> _Records from a dataset_:
— start —
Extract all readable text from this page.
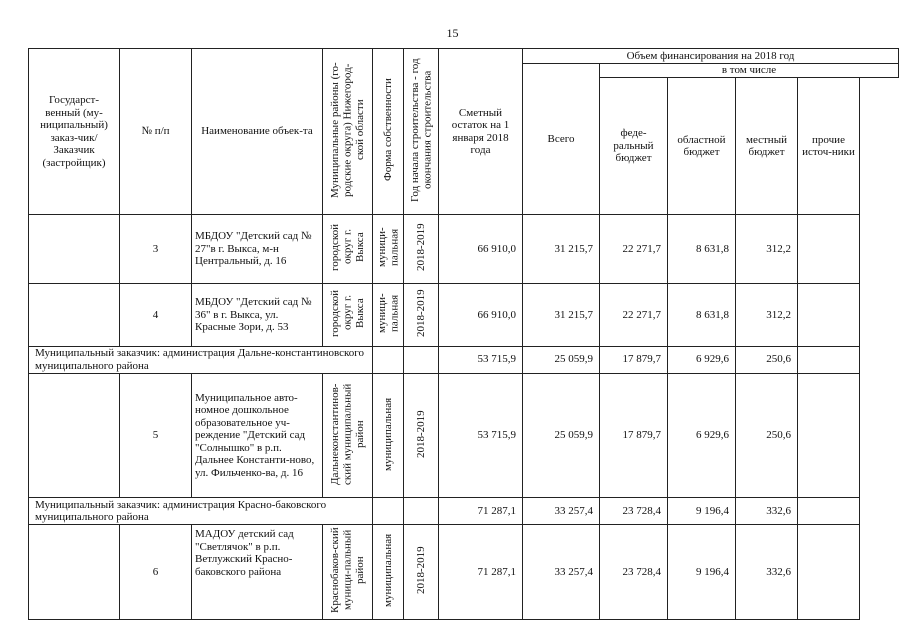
15
Государст-венный (му-ниципальный) заказ-чик/Заказчик (застройщик)	№ п/п	Наименование объек-та	Муниципальные районы (го-родские округа) Нижегород-ской области	Форма собственности	Год начала строительства - год окончания строительства	Сметный остаток на 1 января 2018 года	Объем финансирования на 2018 год				
							Всего	в том числе			
								феде-ральный бюджет	областной бюджет	местный бюджет	прочие источ-ники
	3	МБДОУ "Детский сад № 27"в г. Выкса, м-н Центральный, д. 16	городской округ г. Выкса	муници-пальная	2018-2019	66 910,0	31 215,7	22 271,7	8 631,8	312,2	
	4	МБДОУ "Детский сад № 36" в г. Выкса, ул. Красные Зори, д. 53	городской округ г. Выкса	муници-пальная	2018-2019	66 910,0	31 215,7	22 271,7	8 631,8	312,2	
Муниципальный заказчик: администрация Дальне-константиновского муниципального района						53 715,9	25 059,9	17 879,7	6 929,6	250,6	
	5	Муниципальное авто-номное дошкольное образовательное уч-реждение "Детский сад "Солнышко" в р.п. Дальнее Константи-ново, ул. Фильченко-ва, д. 16	Дальнеконстантинов-ский муниципальный район	муниципальная	2018-2019	53 715,9	25 059,9	17 879,7	6 929,6	250,6	
Муниципальный заказчик: администрация Красно-баковского муниципального района						71 287,1	33 257,4	23 728,4	9 196,4	332,6	
	6	МАДОУ детский сад "Светлячок" в р.п. Ветлужский Красно-баковского района	Краснобаков-ский муници-пальный район	муниципальная	2018-2019	71 287,1	33 257,4	23 728,4	9 196,4	332,6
— end —
> _The task_:
Transcribe the material exactly, keeping every word and none of the pictures.

> _Answer to this exercise_:
Extract all readable text from this page.
15
Государст-венный (му-ниципальный) заказ-чик/Заказчик (застройщик)	№ п/п	Наименование объек-та	Муниципальные районы (го-родские округа) Нижегород-ской области	Форма собственности	Год начала строительства - год окончания строительства	Сметный остаток на 1 января 2018 года	Объем финансирования на 2018 год				
							Всего	в том числе			
								феде-ральный бюджет	областной бюджет	местный бюджет	прочие источ-ники
	3	МБДОУ "Детский сад № 27"в г. Выкса, м-н Центральный, д. 16	городской округ г. Выкса	муници-пальная	2018-2019	66 910,0	31 215,7	22 271,7	8 631,8	312,2	
	4	МБДОУ "Детский сад № 36" в г. Выкса, ул. Красные Зори, д. 53	городской округ г. Выкса	муници-пальная	2018-2019	66 910,0	31 215,7	22 271,7	8 631,8	312,2	
Муниципальный заказчик: администрация Дальне-константиновского муниципального района						53 715,9	25 059,9	17 879,7	6 929,6	250,6	
	5	Муниципальное авто-номное дошкольное образовательное уч-реждение "Детский сад "Солнышко" в р.п. Дальнее Константи-ново, ул. Фильченко-ва, д. 16	Дальнеконстантинов-ский муниципальный район	муниципальная	2018-2019	53 715,9	25 059,9	17 879,7	6 929,6	250,6	
Муниципальный заказчик: администрация Красно-баковского муниципального района						71 287,1	33 257,4	23 728,4	9 196,4	332,6	
	6	МАДОУ детский сад "Светлячок" в р.п. Ветлужский Красно-баковского района	Краснобаков-ский муници-пальный район	муниципальная	2018-2019	71 287,1	33 257,4	23 728,4	9 196,4	332,6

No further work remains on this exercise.